[Records from a data collection]

□ □ □ □ □ □ □

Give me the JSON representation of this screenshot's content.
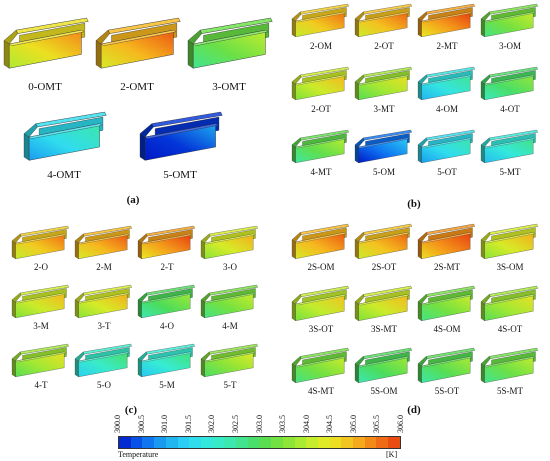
{
  "figure": {
    "panels": [
      {
        "label": "(a)",
        "items": [
          "0-OMT",
          "2-OMT",
          "3-OMT",
          "4-OMT",
          "5-OMT"
        ],
        "temps": [
          304.6,
          305.0,
          303.3,
          301.6,
          300.2
        ]
      },
      {
        "label": "(b)",
        "items": [
          "2-OM",
          "2-OT",
          "2-MT",
          "3-OM",
          "2-OT",
          "3-MT",
          "4-OM",
          "4-OT",
          "4-MT",
          "5-OM",
          "5-OT",
          "5-MT"
        ],
        "temps": [
          304.8,
          304.9,
          305.2,
          303.4,
          304.2,
          303.8,
          301.8,
          302.9,
          303.2,
          300.6,
          301.6,
          301.9
        ]
      },
      {
        "label": "(c)",
        "items": [
          "2-O",
          "2-M",
          "2-T",
          "3-O",
          "3-M",
          "3-T",
          "4-O",
          "4-M",
          "4-T",
          "5-O",
          "5-M",
          "5-T"
        ],
        "temps": [
          304.8,
          305.0,
          305.2,
          304.3,
          304.2,
          304.3,
          303.0,
          303.4,
          303.8,
          302.1,
          302.0,
          303.6
        ]
      },
      {
        "label": "(d)",
        "items": [
          "2S-OM",
          "2S-OT",
          "2S-MT",
          "3S-OM",
          "3S-OT",
          "3S-MT",
          "4S-OM",
          "4S-OT",
          "4S-MT",
          "5S-OM",
          "5S-OT",
          "5S-MT"
        ],
        "temps": [
          305.0,
          304.9,
          305.3,
          304.3,
          304.1,
          304.2,
          303.4,
          303.8,
          303.4,
          303.0,
          303.1,
          303.3
        ]
      }
    ],
    "colorbar": {
      "title": "Temperature",
      "unit": "[K]",
      "ticks": [
        "300.0",
        "300.5",
        "301.0",
        "301.5",
        "302.0",
        "302.5",
        "303.0",
        "303.5",
        "304.0",
        "304.5",
        "305.0",
        "305.5",
        "306.0"
      ],
      "min": 300.0,
      "max": 306.0,
      "colors": [
        "#0018c8",
        "#0a64f0",
        "#1eaaf0",
        "#2ed8f4",
        "#36ecd4",
        "#3ee6a0",
        "#4cdc5a",
        "#7ee23a",
        "#b8ec30",
        "#eaea22",
        "#f6b81e",
        "#f27a16",
        "#e63e10"
      ]
    }
  }
}
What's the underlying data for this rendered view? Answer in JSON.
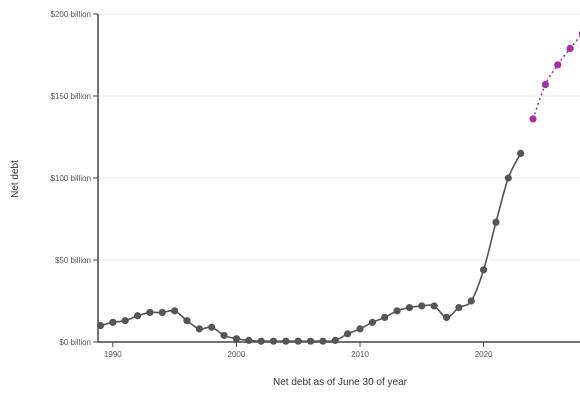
{
  "chart_data": {
    "type": "line",
    "title": "",
    "xlabel": "Net debt as of June 30 of year",
    "ylabel": "Net debt",
    "xlim": [
      1988.8,
      2027.8
    ],
    "ylim": [
      0,
      200
    ],
    "x_ticks": [
      1990,
      2000,
      2010,
      2020
    ],
    "y_ticks": [
      {
        "value": 0,
        "label": "$0 billion"
      },
      {
        "value": 50,
        "label": "$50 billion"
      },
      {
        "value": 100,
        "label": "$100 billion"
      },
      {
        "value": 150,
        "label": "$150 billion"
      },
      {
        "value": 200,
        "label": "$200 billion"
      }
    ],
    "grid": "horizontal",
    "legend": "none",
    "series": [
      {
        "style": "solid",
        "color": "#555555",
        "points": [
          [
            1989,
            10
          ],
          [
            1990,
            12
          ],
          [
            1991,
            13
          ],
          [
            1992,
            16
          ],
          [
            1993,
            18
          ],
          [
            1994,
            18
          ],
          [
            1995,
            19
          ],
          [
            1996,
            13
          ],
          [
            1997,
            8
          ],
          [
            1998,
            9
          ],
          [
            1999,
            4
          ],
          [
            2000,
            2
          ],
          [
            2001,
            1
          ],
          [
            2002,
            0.5
          ],
          [
            2003,
            0.5
          ],
          [
            2004,
            0.5
          ],
          [
            2005,
            0.5
          ],
          [
            2006,
            0.5
          ],
          [
            2007,
            0.5
          ],
          [
            2008,
            1
          ],
          [
            2009,
            5
          ],
          [
            2010,
            8
          ],
          [
            2011,
            12
          ],
          [
            2012,
            15
          ],
          [
            2013,
            19
          ],
          [
            2014,
            21
          ],
          [
            2015,
            22
          ],
          [
            2016,
            22
          ],
          [
            2017,
            15
          ],
          [
            2018,
            21
          ],
          [
            2019,
            25
          ],
          [
            2020,
            44
          ],
          [
            2021,
            73
          ],
          [
            2022,
            100
          ],
          [
            2023,
            115
          ]
        ]
      },
      {
        "style": "dotted",
        "color": "#a32ea3",
        "points": [
          [
            2024,
            136
          ],
          [
            2025,
            157
          ],
          [
            2026,
            169
          ],
          [
            2027,
            179
          ],
          [
            2028,
            188
          ]
        ]
      }
    ]
  }
}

□ □ □ □ □ □ □

[THE TASK]
Print every entry exactly as written, without the pictures.

[SOLVED EXERCISE]
Give me the JSON representation of this screenshot's content.
{
  "figure": {
    "panels": [
      {
        "label": "(a)",
        "items": [
          "0-OMT",
          "2-OMT",
          "3-OMT",
          "4-OMT",
          "5-OMT"
        ],
        "temps": [
          304.6,
          305.0,
          303.3,
          301.6,
          300.2
        ]
      },
      {
        "label": "(b)",
        "items": [
          "2-OM",
          "2-OT",
          "2-MT",
          "3-OM",
          "2-OT",
          "3-MT",
          "4-OM",
          "4-OT",
          "4-MT",
          "5-OM",
          "5-OT",
          "5-MT"
        ],
        "temps": [
          304.8,
          304.9,
          305.2,
          303.4,
          304.2,
          303.8,
          301.8,
          302.9,
          303.2,
          300.6,
          301.6,
          301.9
        ]
      },
      {
        "label": "(c)",
        "items": [
          "2-O",
          "2-M",
          "2-T",
          "3-O",
          "3-M",
          "3-T",
          "4-O",
          "4-M",
          "4-T",
          "5-O",
          "5-M",
          "5-T"
        ],
        "temps": [
          304.8,
          305.0,
          305.2,
          304.3,
          304.2,
          304.3,
          303.0,
          303.4,
          303.8,
          302.1,
          302.0,
          303.6
        ]
      },
      {
        "label": "(d)",
        "items": [
          "2S-OM",
          "2S-OT",
          "2S-MT",
          "3S-OM",
          "3S-OT",
          "3S-MT",
          "4S-OM",
          "4S-OT",
          "4S-MT",
          "5S-OM",
          "5S-OT",
          "5S-MT"
        ],
        "temps": [
          305.0,
          304.9,
          305.3,
          304.3,
          304.1,
          304.2,
          303.4,
          303.8,
          303.4,
          303.0,
          303.1,
          303.3
        ]
      }
    ],
    "colorbar": {
      "title": "Temperature",
      "unit": "[K]",
      "ticks": [
        "300.0",
        "300.5",
        "301.0",
        "301.5",
        "302.0",
        "302.5",
        "303.0",
        "303.5",
        "304.0",
        "304.5",
        "305.0",
        "305.5",
        "306.0"
      ],
      "min": 300.0,
      "max": 306.0,
      "colors": [
        "#0018c8",
        "#0a64f0",
        "#1eaaf0",
        "#2ed8f4",
        "#36ecd4",
        "#3ee6a0",
        "#4cdc5a",
        "#7ee23a",
        "#b8ec30",
        "#eaea22",
        "#f6b81e",
        "#f27a16",
        "#e63e10"
      ]
    }
  }
}
What's the underlying data for this rendered view? Answer in JSON.
{
  "chart_data": {
    "type": "line",
    "title": "",
    "xlabel": "Net debt as of June 30 of year",
    "ylabel": "Net debt",
    "xlim": [
      1988.8,
      2027.8
    ],
    "ylim": [
      0,
      200
    ],
    "x_ticks": [
      1990,
      2000,
      2010,
      2020
    ],
    "y_ticks": [
      {
        "value": 0,
        "label": "$0 billion"
      },
      {
        "value": 50,
        "label": "$50 billion"
      },
      {
        "value": 100,
        "label": "$100 billion"
      },
      {
        "value": 150,
        "label": "$150 billion"
      },
      {
        "value": 200,
        "label": "$200 billion"
      }
    ],
    "grid": "horizontal",
    "legend": "none",
    "series": [
      {
        "style": "solid",
        "color": "#555555",
        "points": [
          [
            1989,
            10
          ],
          [
            1990,
            12
          ],
          [
            1991,
            13
          ],
          [
            1992,
            16
          ],
          [
            1993,
            18
          ],
          [
            1994,
            18
          ],
          [
            1995,
            19
          ],
          [
            1996,
            13
          ],
          [
            1997,
            8
          ],
          [
            1998,
            9
          ],
          [
            1999,
            4
          ],
          [
            2000,
            2
          ],
          [
            2001,
            1
          ],
          [
            2002,
            0.5
          ],
          [
            2003,
            0.5
          ],
          [
            2004,
            0.5
          ],
          [
            2005,
            0.5
          ],
          [
            2006,
            0.5
          ],
          [
            2007,
            0.5
          ],
          [
            2008,
            1
          ],
          [
            2009,
            5
          ],
          [
            2010,
            8
          ],
          [
            2011,
            12
          ],
          [
            2012,
            15
          ],
          [
            2013,
            19
          ],
          [
            2014,
            21
          ],
          [
            2015,
            22
          ],
          [
            2016,
            22
          ],
          [
            2017,
            15
          ],
          [
            2018,
            21
          ],
          [
            2019,
            25
          ],
          [
            2020,
            44
          ],
          [
            2021,
            73
          ],
          [
            2022,
            100
          ],
          [
            2023,
            115
          ]
        ]
      },
      {
        "style": "dotted",
        "color": "#a32ea3",
        "points": [
          [
            2024,
            136
          ],
          [
            2025,
            157
          ],
          [
            2026,
            169
          ],
          [
            2027,
            179
          ],
          [
            2028,
            188
          ]
        ]
      }
    ]
  }
}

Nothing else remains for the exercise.